↓

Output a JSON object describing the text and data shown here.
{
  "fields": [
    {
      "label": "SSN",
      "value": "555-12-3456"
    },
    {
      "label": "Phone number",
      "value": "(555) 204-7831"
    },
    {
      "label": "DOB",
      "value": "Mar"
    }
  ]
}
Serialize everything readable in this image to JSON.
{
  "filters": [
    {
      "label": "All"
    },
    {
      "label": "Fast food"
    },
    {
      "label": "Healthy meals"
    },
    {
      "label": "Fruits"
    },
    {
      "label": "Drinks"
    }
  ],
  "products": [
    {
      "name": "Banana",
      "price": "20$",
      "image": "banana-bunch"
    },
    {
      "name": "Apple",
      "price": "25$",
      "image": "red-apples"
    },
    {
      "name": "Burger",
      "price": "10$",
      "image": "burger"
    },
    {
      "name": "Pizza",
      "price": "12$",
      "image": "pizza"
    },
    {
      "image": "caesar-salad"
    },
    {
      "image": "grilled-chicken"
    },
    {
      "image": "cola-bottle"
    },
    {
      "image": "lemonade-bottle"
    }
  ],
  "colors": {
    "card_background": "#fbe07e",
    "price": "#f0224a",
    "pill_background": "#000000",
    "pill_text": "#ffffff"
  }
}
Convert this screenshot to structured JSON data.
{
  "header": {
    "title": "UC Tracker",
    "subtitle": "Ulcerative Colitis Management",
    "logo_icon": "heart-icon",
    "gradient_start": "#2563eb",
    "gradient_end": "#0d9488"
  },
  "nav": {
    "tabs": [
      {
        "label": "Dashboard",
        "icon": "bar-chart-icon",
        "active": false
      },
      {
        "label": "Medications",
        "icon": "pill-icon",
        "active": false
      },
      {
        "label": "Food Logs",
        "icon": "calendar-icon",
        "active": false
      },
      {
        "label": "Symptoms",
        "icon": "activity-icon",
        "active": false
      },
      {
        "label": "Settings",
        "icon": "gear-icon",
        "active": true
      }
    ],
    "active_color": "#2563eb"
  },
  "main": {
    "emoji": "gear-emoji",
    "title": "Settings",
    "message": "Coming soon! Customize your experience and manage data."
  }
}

↑

**Aim of the exercise:**
List the lines of the material in which the word "image" occurs.

**Exercise output:**
Serialize everything readable in this image to JSON.
      "image": "banana-bunch"
      "image": "red-apples"
      "image": "burger"
      "image": "pizza"
      "image": "caesar-salad"
      "image": "grilled-chicken"
      "image": "cola-bottle"
      "image": "lemonade-bottle"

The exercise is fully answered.